━━━ Data for the task ━━━
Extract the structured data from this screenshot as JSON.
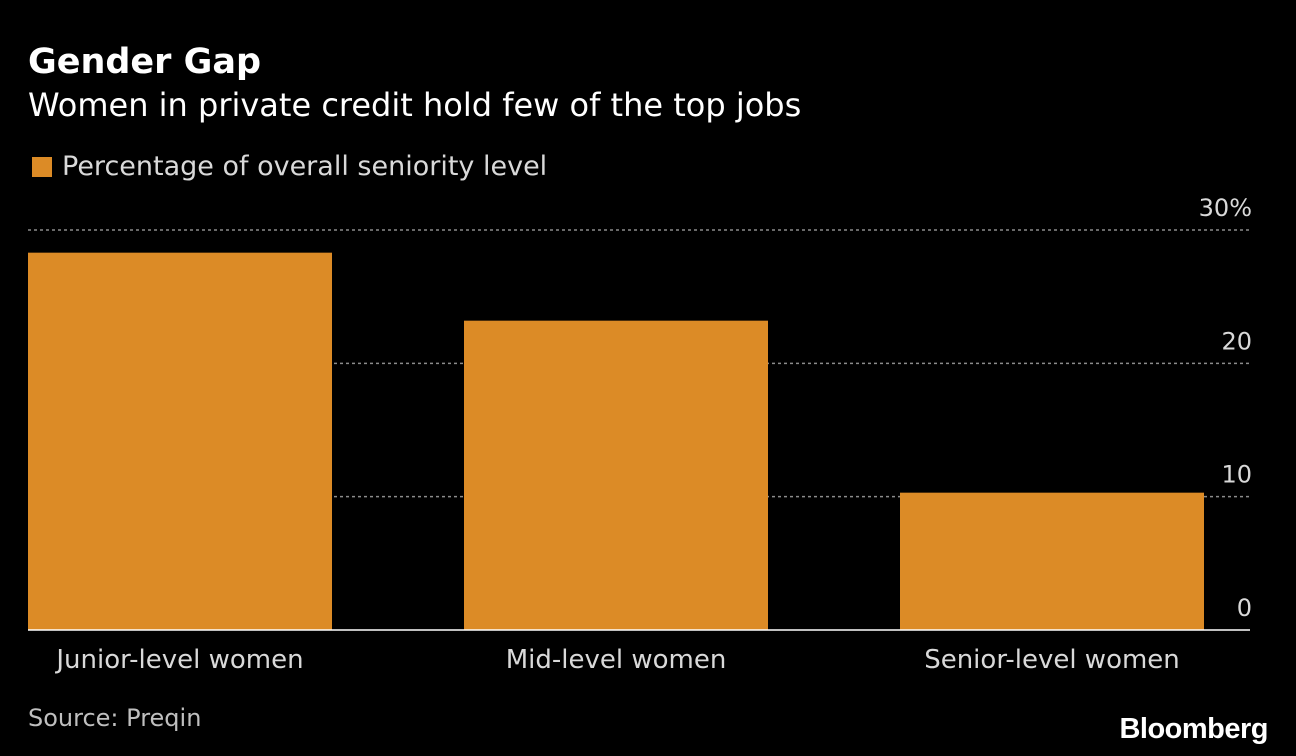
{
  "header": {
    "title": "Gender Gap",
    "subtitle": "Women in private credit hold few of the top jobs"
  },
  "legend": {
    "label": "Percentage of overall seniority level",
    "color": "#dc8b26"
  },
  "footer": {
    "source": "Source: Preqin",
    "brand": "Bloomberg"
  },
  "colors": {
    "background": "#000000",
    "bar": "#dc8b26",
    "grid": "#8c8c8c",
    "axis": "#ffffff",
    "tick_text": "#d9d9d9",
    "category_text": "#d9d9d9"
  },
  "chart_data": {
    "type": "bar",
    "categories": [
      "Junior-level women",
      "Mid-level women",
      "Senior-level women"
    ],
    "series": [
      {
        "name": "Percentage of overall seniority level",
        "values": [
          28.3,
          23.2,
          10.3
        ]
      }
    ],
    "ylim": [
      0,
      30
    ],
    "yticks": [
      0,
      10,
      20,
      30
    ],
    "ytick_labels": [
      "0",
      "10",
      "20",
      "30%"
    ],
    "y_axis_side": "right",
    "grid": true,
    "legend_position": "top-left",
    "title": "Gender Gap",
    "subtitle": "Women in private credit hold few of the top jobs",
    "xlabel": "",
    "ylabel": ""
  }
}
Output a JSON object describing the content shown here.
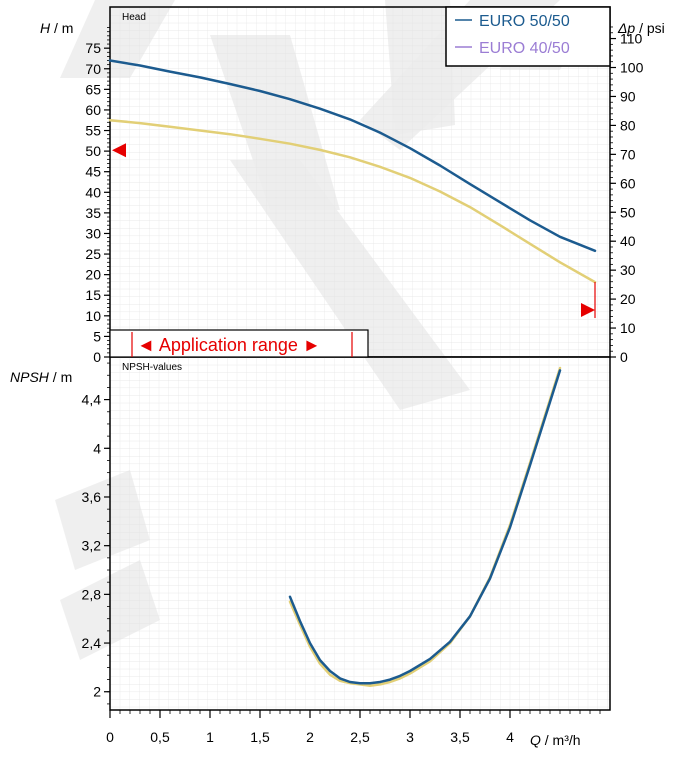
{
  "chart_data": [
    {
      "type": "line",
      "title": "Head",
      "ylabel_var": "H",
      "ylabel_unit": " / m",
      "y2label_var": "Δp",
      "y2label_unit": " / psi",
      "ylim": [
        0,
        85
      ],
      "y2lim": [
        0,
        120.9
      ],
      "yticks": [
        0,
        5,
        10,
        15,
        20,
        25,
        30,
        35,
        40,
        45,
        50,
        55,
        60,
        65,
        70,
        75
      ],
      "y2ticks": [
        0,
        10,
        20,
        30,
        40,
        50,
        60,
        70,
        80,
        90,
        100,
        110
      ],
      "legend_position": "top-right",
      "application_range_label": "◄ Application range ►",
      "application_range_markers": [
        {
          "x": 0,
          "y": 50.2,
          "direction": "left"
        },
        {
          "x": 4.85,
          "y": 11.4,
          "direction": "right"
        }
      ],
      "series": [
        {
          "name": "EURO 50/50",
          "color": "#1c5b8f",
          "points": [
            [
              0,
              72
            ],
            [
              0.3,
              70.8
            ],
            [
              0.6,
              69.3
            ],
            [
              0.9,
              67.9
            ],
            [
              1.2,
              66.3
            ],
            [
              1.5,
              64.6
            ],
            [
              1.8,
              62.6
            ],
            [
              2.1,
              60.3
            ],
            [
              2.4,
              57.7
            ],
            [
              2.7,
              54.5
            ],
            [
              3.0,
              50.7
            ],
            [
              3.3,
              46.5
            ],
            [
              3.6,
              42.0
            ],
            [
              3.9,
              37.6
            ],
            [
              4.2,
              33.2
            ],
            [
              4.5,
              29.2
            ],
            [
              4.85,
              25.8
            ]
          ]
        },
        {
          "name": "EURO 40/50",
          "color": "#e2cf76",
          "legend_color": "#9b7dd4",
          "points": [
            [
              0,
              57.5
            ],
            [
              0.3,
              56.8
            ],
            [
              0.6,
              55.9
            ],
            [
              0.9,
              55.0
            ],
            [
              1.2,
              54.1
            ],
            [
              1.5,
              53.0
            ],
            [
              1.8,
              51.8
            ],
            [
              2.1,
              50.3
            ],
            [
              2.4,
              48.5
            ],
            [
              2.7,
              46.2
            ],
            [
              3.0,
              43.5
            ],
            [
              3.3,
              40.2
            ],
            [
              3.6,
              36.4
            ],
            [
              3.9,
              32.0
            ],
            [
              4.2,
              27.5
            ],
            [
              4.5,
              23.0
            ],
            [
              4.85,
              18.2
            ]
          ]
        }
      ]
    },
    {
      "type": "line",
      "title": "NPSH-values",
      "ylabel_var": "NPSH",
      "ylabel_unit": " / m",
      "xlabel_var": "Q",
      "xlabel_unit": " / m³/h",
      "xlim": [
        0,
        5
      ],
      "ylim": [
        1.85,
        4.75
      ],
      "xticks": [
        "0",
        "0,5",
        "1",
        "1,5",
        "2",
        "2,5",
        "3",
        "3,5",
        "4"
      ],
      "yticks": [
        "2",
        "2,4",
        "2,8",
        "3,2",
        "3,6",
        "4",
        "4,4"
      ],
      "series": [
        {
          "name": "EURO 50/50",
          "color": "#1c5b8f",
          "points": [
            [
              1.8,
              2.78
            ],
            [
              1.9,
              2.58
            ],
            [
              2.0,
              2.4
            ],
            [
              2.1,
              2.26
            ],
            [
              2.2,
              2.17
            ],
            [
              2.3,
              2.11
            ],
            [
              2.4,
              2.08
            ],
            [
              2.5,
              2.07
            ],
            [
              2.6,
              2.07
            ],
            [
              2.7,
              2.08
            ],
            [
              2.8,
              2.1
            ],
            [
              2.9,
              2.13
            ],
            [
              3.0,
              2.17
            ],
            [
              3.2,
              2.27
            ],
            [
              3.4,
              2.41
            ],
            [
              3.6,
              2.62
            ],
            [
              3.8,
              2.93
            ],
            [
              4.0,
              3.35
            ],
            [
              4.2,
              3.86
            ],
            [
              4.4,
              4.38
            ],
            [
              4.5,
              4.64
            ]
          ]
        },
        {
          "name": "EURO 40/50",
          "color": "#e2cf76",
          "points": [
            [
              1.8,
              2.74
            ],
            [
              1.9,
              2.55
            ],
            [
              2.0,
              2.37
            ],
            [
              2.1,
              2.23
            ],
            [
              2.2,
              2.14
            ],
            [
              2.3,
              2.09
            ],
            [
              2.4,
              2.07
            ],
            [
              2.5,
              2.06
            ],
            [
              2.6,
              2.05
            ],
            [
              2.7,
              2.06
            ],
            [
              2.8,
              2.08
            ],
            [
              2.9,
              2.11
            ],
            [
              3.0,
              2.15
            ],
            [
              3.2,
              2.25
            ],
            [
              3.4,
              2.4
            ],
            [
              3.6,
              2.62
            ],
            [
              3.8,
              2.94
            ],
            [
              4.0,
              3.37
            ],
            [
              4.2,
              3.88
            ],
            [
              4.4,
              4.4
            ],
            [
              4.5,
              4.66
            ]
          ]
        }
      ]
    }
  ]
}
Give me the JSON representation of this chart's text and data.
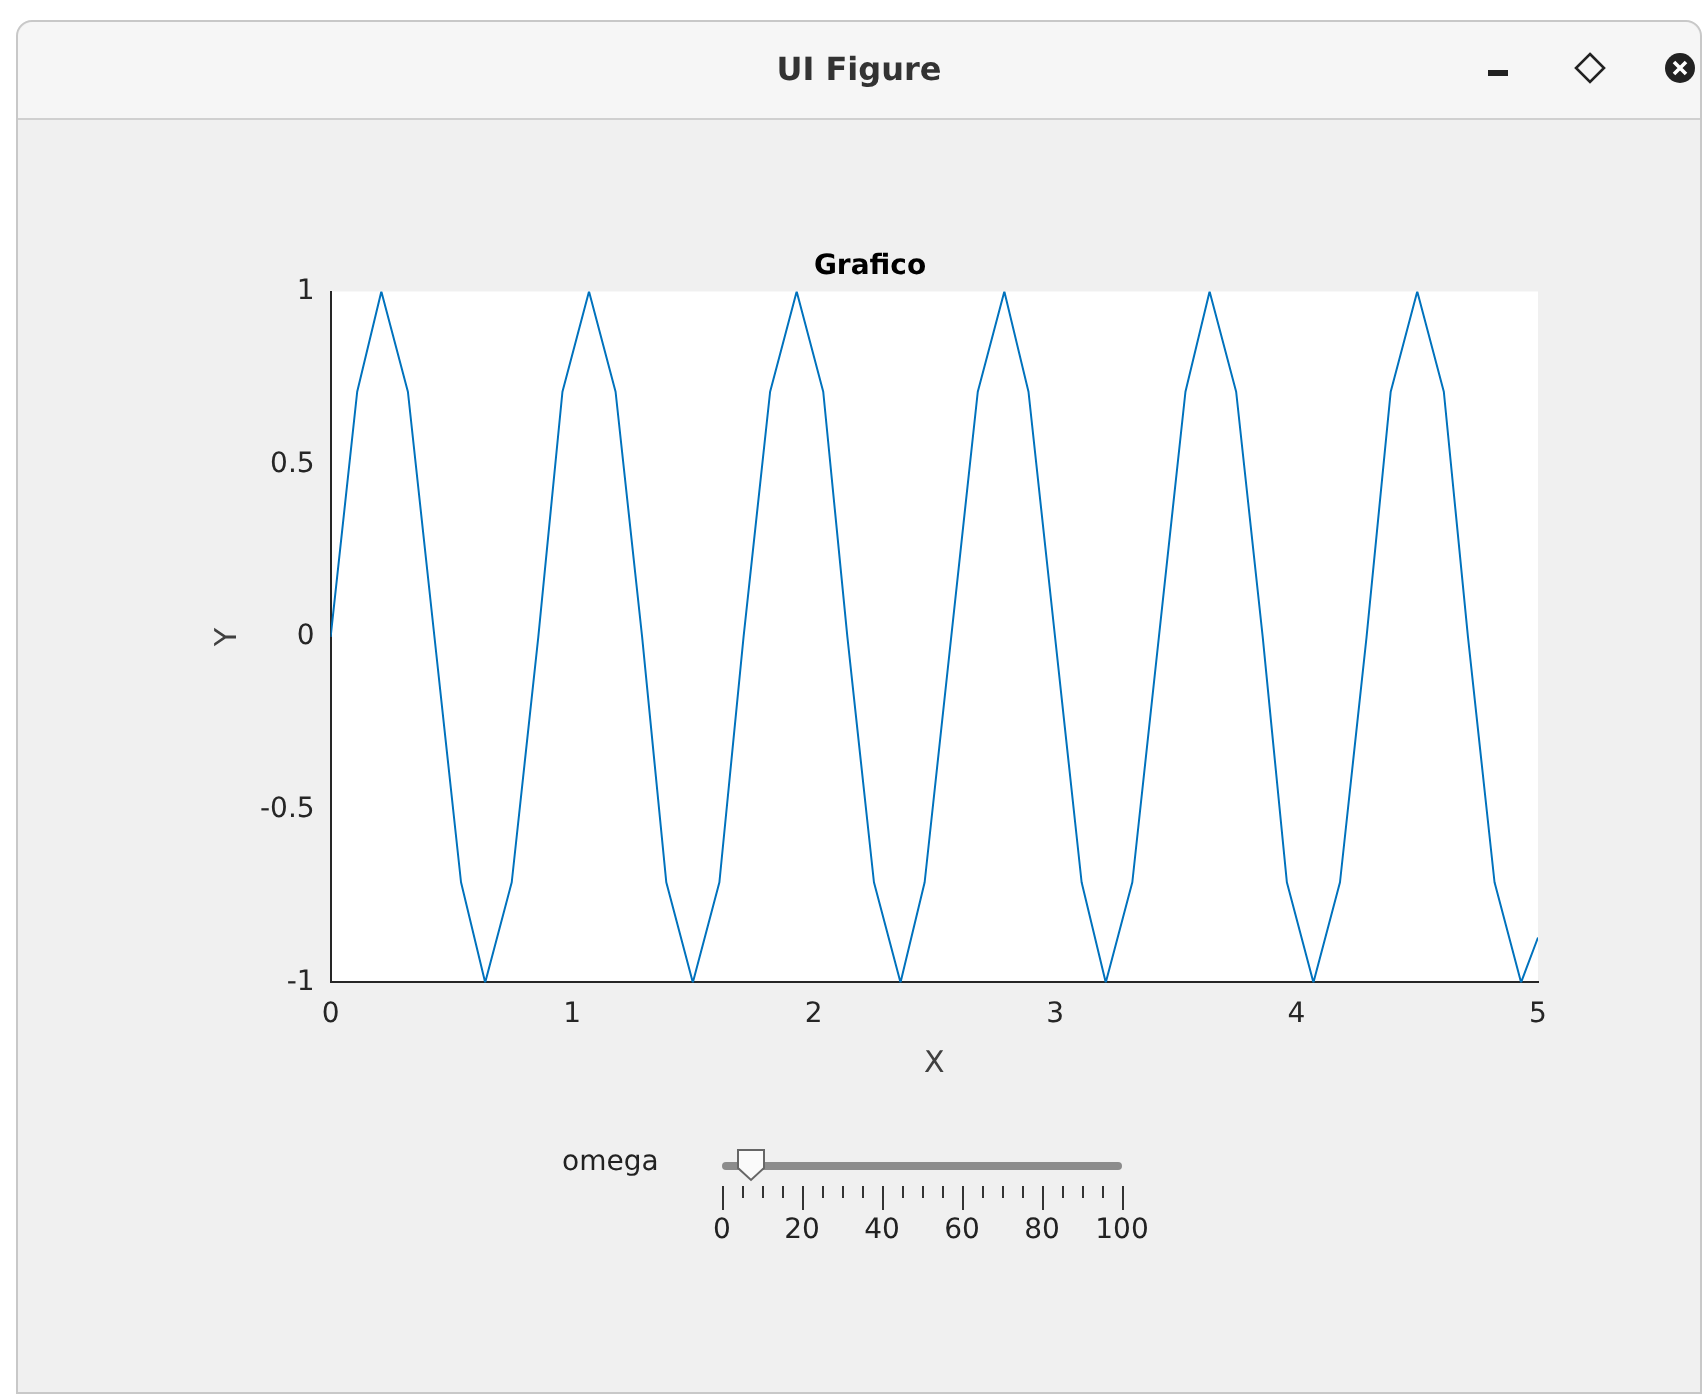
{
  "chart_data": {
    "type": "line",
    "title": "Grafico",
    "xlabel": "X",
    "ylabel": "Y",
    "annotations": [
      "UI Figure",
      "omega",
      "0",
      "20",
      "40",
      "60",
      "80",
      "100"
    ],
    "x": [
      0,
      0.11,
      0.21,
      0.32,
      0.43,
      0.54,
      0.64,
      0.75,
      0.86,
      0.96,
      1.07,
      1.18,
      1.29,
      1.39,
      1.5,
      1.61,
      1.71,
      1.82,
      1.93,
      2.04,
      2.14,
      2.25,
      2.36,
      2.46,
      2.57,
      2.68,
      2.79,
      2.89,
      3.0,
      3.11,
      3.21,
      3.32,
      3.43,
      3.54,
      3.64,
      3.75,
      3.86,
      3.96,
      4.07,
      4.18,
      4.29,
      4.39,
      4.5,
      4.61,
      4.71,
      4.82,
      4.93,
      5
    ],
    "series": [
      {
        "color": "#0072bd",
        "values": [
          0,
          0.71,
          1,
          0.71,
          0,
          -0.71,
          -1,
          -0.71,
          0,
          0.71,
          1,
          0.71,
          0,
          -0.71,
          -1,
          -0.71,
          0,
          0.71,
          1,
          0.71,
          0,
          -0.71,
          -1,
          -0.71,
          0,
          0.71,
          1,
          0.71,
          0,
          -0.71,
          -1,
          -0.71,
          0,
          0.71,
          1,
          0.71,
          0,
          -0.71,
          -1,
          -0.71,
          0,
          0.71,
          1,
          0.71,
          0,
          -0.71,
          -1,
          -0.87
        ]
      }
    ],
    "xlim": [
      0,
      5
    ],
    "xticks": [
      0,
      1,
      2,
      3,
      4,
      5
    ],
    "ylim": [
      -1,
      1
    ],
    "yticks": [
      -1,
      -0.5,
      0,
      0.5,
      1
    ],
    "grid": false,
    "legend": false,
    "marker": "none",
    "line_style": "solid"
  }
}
━━━
* _The problem_: Collect, from the material above, every line containing the word "hold".

* _Written answer_:
    "subtitle": "Women in private credit hold few of the top jobs"
    "subtitle": "Women in private credit hold few of the top jobs",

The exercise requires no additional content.